§ Problem requirements
Locate and copy each line in the data that contains the word "идентификационный".

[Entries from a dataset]
──────

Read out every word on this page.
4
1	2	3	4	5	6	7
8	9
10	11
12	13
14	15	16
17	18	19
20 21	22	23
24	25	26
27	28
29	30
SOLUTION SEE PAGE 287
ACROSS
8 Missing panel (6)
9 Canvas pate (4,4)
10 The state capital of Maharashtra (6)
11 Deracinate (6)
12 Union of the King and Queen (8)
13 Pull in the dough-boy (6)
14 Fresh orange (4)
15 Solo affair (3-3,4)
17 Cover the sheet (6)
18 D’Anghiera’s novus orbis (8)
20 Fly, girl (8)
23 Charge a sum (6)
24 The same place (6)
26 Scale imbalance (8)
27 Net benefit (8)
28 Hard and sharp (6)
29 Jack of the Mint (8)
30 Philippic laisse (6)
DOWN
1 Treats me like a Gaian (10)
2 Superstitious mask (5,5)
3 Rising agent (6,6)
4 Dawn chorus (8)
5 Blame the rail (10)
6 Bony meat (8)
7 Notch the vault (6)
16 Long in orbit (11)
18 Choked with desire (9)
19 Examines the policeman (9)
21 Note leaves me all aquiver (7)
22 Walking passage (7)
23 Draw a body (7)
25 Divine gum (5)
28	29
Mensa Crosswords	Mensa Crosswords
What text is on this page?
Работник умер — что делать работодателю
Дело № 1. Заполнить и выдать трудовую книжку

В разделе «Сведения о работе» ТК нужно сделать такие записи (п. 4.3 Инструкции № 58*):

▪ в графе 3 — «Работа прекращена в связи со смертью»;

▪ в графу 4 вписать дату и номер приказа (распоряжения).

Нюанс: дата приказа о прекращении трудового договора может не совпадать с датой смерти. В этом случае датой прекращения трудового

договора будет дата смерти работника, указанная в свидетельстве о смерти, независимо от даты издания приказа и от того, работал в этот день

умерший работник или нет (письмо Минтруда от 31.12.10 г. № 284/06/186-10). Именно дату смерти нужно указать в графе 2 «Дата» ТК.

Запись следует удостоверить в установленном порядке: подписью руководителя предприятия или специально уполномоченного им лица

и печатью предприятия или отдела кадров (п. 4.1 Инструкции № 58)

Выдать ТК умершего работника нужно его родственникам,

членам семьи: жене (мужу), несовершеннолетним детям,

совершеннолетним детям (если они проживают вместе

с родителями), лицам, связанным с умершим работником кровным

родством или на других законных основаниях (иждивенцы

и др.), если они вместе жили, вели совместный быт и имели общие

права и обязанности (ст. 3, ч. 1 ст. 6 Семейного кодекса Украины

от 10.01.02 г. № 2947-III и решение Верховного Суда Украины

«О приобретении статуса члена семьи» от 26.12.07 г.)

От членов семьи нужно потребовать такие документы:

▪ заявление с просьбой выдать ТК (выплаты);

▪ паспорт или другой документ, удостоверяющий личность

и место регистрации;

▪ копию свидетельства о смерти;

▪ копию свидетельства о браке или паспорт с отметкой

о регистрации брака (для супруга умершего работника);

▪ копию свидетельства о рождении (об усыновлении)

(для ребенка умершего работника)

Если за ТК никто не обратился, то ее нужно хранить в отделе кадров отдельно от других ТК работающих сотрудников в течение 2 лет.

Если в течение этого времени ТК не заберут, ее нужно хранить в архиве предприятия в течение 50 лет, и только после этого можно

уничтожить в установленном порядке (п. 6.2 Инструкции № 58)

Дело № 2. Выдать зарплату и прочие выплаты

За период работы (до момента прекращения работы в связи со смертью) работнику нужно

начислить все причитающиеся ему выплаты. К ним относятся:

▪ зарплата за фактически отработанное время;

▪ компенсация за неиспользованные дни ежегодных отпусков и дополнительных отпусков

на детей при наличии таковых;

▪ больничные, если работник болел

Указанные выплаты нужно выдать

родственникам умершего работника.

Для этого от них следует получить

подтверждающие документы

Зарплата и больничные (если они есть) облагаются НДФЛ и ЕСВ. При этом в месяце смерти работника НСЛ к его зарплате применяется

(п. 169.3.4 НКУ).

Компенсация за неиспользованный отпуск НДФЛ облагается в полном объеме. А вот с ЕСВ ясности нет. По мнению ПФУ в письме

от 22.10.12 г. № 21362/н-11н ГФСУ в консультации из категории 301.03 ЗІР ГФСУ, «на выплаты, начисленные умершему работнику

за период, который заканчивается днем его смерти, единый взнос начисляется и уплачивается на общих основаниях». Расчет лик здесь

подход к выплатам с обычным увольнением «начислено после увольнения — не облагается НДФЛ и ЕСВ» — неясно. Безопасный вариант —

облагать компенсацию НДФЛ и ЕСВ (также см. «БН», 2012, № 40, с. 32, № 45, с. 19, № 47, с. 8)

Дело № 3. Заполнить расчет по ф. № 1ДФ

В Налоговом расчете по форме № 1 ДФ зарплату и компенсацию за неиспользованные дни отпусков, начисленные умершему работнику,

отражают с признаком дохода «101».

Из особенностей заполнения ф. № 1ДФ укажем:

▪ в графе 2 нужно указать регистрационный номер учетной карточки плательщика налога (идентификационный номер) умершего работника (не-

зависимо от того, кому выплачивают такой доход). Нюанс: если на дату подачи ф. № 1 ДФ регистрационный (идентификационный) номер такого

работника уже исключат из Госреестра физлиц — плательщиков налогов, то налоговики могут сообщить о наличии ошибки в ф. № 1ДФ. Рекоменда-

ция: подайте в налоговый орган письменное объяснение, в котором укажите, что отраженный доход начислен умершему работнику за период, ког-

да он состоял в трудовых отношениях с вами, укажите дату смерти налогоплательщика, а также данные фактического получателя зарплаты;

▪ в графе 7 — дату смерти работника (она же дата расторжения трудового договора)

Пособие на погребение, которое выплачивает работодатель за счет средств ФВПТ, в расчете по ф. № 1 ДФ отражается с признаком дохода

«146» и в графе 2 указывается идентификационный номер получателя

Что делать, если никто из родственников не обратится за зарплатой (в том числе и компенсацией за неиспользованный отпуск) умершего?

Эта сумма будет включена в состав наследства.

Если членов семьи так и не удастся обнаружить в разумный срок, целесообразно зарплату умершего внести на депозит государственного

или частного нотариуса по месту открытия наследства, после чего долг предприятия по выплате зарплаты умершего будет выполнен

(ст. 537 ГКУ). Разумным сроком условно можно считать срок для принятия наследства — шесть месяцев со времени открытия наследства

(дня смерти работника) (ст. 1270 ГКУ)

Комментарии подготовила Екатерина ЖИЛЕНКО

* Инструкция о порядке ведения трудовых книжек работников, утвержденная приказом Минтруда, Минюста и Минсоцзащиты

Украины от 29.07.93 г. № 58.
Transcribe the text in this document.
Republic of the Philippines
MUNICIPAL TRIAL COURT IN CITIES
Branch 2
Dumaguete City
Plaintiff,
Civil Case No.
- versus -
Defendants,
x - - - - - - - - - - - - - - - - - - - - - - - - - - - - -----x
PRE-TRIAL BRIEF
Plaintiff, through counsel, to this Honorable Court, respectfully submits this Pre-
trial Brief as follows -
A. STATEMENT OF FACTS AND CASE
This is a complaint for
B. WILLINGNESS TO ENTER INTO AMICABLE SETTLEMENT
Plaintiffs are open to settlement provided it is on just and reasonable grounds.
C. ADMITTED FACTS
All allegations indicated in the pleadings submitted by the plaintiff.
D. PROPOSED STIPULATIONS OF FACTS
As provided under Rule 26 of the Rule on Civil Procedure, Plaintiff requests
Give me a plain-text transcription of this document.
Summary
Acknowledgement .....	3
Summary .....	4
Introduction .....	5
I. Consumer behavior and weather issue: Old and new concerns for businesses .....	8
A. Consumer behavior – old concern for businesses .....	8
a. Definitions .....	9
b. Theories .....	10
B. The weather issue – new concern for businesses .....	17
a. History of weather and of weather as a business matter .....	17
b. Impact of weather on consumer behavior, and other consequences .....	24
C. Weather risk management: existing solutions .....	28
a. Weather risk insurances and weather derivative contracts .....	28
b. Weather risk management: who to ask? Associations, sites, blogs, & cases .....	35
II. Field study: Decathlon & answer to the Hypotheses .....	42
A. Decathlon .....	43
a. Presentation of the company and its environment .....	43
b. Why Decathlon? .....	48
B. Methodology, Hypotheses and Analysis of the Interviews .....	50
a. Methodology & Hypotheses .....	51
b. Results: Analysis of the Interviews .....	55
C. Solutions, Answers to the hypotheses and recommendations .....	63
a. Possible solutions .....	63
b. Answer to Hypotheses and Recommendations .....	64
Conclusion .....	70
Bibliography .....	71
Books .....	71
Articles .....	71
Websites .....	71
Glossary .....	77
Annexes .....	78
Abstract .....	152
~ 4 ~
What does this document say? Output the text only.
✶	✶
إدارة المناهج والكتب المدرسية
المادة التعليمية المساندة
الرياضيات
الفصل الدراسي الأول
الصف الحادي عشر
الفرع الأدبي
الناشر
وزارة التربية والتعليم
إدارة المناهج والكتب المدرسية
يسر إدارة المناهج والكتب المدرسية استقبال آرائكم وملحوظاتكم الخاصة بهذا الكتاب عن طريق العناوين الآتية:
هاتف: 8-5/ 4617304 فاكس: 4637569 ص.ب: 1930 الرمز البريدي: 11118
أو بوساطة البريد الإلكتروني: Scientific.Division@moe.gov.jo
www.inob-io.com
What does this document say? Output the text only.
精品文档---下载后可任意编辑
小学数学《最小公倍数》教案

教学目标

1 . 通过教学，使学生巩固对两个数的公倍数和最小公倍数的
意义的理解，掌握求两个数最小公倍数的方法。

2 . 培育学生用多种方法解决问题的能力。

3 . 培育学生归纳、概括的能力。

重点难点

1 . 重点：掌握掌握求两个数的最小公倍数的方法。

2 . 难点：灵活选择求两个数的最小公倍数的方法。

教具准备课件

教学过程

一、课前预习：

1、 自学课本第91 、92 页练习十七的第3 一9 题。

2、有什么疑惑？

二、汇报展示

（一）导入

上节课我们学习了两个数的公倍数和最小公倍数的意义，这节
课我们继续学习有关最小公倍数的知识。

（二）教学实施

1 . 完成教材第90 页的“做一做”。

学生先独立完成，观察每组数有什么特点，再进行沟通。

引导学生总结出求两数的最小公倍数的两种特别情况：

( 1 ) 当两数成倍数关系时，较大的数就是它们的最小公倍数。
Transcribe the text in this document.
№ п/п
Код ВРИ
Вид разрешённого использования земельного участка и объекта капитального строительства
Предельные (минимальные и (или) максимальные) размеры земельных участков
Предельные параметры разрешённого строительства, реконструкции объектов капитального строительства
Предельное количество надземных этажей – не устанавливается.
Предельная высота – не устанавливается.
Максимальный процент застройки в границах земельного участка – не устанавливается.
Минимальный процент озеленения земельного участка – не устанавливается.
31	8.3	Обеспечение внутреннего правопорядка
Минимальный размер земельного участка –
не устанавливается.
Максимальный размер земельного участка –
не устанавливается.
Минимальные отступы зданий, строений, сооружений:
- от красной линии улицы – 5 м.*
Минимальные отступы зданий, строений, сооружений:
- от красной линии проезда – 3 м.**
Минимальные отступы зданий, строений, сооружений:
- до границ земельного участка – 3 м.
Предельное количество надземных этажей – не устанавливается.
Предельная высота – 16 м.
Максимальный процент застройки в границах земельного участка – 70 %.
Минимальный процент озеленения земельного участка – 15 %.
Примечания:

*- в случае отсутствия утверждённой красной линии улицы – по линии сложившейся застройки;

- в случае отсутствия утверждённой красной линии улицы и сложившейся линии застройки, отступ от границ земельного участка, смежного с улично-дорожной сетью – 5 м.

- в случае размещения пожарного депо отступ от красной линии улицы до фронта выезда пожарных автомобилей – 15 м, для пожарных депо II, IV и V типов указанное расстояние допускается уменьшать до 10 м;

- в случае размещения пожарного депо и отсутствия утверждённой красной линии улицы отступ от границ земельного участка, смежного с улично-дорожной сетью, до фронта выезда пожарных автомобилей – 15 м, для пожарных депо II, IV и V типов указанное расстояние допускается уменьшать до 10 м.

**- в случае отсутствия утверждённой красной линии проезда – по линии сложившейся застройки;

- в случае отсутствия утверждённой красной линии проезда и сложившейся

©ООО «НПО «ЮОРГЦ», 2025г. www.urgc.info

──────

§ Worked solution
▪ в графе 2 нужно указать регистрационный номер учетной карточки плательщика налога (идентификационный номер) умершего работника (не-
зависимо от того, кому выплачивают такой доход). Нюанс: если на дату подачи ф. № 1 ДФ регистрационный (идентификационный) номер такого
«146» и в графе 2 указывается идентификационный номер получателя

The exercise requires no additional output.